Of the lines below, count those containing the word "nLeft". Reply with the number alone.

====== Data lines ======

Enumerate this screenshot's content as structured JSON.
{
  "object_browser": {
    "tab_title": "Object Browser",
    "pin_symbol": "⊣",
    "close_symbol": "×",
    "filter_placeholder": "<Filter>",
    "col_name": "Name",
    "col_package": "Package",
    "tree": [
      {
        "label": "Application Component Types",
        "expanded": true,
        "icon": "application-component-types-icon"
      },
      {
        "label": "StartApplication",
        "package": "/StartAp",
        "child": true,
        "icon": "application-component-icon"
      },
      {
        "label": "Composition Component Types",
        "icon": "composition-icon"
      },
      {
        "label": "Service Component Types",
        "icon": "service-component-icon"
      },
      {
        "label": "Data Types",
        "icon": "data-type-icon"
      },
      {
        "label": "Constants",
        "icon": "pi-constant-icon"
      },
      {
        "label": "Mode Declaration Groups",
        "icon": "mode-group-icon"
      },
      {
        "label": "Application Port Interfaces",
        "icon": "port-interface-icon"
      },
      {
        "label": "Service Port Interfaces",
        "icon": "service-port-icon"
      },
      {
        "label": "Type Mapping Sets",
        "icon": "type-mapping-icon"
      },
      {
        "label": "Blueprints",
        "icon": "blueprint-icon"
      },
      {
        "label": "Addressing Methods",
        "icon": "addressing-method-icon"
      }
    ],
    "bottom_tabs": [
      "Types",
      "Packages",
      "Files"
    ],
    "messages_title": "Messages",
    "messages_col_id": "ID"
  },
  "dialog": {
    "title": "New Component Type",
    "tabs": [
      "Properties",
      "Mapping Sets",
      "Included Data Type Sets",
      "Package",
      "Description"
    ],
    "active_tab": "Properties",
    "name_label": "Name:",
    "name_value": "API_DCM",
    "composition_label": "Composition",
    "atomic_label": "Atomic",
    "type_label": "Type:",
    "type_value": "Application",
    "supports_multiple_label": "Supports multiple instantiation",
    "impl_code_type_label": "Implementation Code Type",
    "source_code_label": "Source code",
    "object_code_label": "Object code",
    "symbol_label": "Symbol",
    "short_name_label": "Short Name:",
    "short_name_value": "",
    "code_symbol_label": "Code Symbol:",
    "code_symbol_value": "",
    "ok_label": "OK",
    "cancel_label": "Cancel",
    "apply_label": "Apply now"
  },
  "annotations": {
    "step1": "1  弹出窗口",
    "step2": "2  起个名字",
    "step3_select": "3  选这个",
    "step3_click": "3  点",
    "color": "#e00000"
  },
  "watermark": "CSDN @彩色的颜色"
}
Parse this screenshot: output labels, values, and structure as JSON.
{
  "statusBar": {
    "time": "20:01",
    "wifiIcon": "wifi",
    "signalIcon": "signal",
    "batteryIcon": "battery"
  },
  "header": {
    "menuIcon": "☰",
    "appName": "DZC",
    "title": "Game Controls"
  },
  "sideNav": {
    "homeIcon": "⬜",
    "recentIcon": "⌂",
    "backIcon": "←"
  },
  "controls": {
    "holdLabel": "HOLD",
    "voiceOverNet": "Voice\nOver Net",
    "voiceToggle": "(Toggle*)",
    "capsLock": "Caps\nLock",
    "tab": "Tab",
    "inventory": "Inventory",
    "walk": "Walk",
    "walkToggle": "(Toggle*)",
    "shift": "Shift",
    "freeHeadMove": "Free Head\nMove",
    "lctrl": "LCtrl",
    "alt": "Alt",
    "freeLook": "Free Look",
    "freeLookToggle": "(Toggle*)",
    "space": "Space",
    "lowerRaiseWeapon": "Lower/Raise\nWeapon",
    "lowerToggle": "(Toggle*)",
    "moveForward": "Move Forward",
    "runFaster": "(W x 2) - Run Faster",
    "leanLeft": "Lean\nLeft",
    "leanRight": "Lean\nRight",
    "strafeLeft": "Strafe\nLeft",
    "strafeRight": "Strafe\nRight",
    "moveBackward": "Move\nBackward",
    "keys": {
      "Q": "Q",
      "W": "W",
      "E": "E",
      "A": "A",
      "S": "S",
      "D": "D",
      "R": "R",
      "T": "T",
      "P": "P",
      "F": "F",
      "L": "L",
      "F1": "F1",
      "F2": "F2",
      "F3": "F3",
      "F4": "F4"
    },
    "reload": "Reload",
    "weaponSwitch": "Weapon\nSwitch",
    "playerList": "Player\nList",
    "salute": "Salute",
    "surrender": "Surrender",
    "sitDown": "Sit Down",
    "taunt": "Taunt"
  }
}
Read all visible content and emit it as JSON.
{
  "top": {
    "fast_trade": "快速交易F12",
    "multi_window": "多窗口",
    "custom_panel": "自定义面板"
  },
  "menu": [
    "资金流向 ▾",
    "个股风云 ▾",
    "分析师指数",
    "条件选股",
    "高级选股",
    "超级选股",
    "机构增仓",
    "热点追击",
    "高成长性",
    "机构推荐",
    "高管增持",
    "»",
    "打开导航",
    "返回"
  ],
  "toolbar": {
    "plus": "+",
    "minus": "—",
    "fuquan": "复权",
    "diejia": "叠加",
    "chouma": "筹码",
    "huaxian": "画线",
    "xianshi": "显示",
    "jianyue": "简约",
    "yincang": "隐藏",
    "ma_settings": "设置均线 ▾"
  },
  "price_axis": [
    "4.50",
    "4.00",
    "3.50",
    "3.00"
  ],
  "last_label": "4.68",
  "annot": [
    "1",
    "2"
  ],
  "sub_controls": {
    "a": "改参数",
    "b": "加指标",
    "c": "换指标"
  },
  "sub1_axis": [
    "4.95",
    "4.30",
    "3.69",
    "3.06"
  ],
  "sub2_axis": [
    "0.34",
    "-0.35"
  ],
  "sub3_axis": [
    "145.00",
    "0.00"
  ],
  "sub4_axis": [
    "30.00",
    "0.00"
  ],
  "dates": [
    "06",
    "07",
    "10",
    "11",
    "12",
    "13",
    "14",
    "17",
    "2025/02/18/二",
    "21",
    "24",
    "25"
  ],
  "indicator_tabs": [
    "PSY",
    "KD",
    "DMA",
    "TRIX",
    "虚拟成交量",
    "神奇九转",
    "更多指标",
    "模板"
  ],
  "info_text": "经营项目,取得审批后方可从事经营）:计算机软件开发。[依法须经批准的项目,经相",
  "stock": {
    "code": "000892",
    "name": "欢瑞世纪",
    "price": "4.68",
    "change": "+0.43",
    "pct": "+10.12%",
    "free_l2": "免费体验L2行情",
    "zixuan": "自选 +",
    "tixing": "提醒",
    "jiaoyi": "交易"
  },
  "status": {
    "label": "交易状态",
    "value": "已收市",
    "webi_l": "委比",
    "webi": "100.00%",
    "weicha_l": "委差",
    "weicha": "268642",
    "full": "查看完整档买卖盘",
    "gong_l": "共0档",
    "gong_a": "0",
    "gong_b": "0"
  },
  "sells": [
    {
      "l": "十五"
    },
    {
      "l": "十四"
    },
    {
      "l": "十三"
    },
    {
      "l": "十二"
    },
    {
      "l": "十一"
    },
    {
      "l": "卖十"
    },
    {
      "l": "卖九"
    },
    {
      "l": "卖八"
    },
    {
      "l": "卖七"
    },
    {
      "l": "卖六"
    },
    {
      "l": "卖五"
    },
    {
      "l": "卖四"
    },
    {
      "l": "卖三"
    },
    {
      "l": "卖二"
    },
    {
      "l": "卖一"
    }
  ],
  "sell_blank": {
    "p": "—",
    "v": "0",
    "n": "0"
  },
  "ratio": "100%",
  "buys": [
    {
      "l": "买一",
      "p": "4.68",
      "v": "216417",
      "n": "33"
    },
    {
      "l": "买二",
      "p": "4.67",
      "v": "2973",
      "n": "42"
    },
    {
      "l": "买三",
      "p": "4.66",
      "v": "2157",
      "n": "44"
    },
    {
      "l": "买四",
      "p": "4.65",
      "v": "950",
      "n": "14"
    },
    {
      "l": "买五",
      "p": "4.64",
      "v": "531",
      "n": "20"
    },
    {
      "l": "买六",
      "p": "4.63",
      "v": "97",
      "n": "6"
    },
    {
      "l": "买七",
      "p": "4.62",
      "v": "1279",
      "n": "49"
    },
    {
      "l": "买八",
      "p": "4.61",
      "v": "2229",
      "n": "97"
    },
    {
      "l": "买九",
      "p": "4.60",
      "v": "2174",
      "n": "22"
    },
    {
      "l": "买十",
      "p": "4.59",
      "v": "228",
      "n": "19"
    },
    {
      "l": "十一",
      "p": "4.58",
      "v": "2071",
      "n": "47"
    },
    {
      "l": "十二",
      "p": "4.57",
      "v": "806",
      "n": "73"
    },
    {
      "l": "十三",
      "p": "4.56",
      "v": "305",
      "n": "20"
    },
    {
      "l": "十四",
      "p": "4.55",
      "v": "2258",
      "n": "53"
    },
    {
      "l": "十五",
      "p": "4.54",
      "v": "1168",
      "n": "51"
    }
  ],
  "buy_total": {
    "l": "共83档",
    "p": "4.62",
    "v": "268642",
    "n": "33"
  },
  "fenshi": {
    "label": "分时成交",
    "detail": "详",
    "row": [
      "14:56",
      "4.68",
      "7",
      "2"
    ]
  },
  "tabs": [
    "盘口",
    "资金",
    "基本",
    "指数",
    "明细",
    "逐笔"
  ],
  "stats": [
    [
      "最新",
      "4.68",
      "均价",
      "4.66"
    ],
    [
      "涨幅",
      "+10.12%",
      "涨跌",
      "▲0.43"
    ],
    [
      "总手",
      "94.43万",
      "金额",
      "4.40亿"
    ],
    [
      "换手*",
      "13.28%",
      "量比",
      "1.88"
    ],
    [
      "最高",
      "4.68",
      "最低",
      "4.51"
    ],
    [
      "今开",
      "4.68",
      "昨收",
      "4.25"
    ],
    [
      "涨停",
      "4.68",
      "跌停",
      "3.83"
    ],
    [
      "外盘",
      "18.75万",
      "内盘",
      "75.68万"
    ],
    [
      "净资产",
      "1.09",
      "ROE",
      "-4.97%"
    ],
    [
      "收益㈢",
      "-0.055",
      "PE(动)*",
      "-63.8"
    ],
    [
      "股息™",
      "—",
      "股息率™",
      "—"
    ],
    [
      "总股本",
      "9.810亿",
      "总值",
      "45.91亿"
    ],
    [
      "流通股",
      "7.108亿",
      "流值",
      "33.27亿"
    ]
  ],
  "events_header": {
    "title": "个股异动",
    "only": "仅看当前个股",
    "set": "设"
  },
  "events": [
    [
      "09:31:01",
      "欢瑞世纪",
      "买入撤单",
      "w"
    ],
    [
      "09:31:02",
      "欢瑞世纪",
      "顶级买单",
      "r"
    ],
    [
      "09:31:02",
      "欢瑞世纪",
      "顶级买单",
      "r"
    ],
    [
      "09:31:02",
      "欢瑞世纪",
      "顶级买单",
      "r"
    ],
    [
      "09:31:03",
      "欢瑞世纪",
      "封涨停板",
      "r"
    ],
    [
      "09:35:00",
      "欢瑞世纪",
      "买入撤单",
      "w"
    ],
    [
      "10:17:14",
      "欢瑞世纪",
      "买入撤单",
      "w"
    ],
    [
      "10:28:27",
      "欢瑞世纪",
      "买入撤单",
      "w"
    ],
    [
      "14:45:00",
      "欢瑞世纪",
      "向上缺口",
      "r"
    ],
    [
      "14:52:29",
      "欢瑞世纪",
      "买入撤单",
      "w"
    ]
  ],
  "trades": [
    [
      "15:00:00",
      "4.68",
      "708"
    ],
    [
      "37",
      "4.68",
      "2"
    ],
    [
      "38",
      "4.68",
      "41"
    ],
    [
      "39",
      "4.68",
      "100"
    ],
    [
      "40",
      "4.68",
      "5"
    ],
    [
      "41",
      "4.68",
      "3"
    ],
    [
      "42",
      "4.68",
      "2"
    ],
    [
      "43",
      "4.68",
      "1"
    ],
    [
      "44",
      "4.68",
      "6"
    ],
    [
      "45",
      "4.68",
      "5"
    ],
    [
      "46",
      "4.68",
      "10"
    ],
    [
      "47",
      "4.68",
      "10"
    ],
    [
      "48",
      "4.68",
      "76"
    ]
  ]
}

======

Response: 2